>> START Entries shown
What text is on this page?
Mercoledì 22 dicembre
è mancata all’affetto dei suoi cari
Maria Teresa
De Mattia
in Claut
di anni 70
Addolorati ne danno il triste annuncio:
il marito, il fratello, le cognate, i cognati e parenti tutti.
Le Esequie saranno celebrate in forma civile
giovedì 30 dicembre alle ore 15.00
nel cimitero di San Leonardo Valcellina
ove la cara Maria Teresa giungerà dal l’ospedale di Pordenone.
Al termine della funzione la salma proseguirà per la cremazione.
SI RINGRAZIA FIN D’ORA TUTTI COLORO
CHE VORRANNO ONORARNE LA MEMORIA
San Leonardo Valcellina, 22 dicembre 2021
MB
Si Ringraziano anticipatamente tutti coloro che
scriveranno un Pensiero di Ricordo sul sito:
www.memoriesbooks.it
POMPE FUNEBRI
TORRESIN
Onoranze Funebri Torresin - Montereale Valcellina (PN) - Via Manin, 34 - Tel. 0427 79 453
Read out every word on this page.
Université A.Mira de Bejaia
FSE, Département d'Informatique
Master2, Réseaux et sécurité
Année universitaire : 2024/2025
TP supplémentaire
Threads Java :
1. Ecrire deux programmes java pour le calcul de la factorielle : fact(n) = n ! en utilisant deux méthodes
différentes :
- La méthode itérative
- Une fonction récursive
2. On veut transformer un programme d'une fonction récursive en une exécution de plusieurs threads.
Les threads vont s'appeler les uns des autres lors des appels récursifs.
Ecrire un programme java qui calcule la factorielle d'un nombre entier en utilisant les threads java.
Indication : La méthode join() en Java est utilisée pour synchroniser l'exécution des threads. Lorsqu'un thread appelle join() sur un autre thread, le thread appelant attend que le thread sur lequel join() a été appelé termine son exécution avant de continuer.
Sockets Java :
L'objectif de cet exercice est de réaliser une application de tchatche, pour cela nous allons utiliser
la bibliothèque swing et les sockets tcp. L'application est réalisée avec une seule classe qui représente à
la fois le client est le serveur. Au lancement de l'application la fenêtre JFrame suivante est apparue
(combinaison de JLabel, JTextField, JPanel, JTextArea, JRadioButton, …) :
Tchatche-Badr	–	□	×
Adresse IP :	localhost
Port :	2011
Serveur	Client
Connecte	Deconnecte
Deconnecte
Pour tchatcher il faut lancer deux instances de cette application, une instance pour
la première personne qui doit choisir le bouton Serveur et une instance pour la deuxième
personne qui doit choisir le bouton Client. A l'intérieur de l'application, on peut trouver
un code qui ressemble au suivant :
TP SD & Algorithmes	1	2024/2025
>> END Entries shown
- _Your goal_
Print the material above once more, exactly.

- _Correct result_
What text is on this page?
Mercoledì 22 dicembre
è mancata all’affetto dei suoi cari
Maria Teresa
De Mattia
in Claut
di anni 70
Addolorati ne danno il triste annuncio:
il marito, il fratello, le cognate, i cognati e parenti tutti.
Le Esequie saranno celebrate in forma civile
giovedì 30 dicembre alle ore 15.00
nel cimitero di San Leonardo Valcellina
ove la cara Maria Teresa giungerà dal l’ospedale di Pordenone.
Al termine della funzione la salma proseguirà per la cremazione.
SI RINGRAZIA FIN D’ORA TUTTI COLORO
CHE VORRANNO ONORARNE LA MEMORIA
San Leonardo Valcellina, 22 dicembre 2021
MB
Si Ringraziano anticipatamente tutti coloro che
scriveranno un Pensiero di Ricordo sul sito:
www.memoriesbooks.it
POMPE FUNEBRI
TORRESIN
Onoranze Funebri Torresin - Montereale Valcellina (PN) - Via Manin, 34 - Tel. 0427 79 453
Read out every word on this page.
Université A.Mira de Bejaia
FSE, Département d'Informatique
Master2, Réseaux et sécurité
Année universitaire : 2024/2025
TP supplémentaire
Threads Java :
1. Ecrire deux programmes java pour le calcul de la factorielle : fact(n) = n ! en utilisant deux méthodes
différentes :
- La méthode itérative
- Une fonction récursive
2. On veut transformer un programme d'une fonction récursive en une exécution de plusieurs threads.
Les threads vont s'appeler les uns des autres lors des appels récursifs.
Ecrire un programme java qui calcule la factorielle d'un nombre entier en utilisant les threads java.
Indication : La méthode join() en Java est utilisée pour synchroniser l'exécution des threads. Lorsqu'un thread appelle join() sur un autre thread, le thread appelant attend que le thread sur lequel join() a été appelé termine son exécution avant de continuer.
Sockets Java :
L'objectif de cet exercice est de réaliser une application de tchatche, pour cela nous allons utiliser
la bibliothèque swing et les sockets tcp. L'application est réalisée avec une seule classe qui représente à
la fois le client est le serveur. Au lancement de l'application la fenêtre JFrame suivante est apparue
(combinaison de JLabel, JTextField, JPanel, JTextArea, JRadioButton, …) :
Tchatche-Badr	–	□	×
Adresse IP :	localhost
Port :	2011
Serveur	Client
Connecte	Deconnecte
Deconnecte
Pour tchatcher il faut lancer deux instances de cette application, une instance pour
la première personne qui doit choisir le bouton Serveur et une instance pour la deuxième
personne qui doit choisir le bouton Client. A l'intérieur de l'application, on peut trouver
un code qui ressemble au suivant :
TP SD & Algorithmes	1	2024/2025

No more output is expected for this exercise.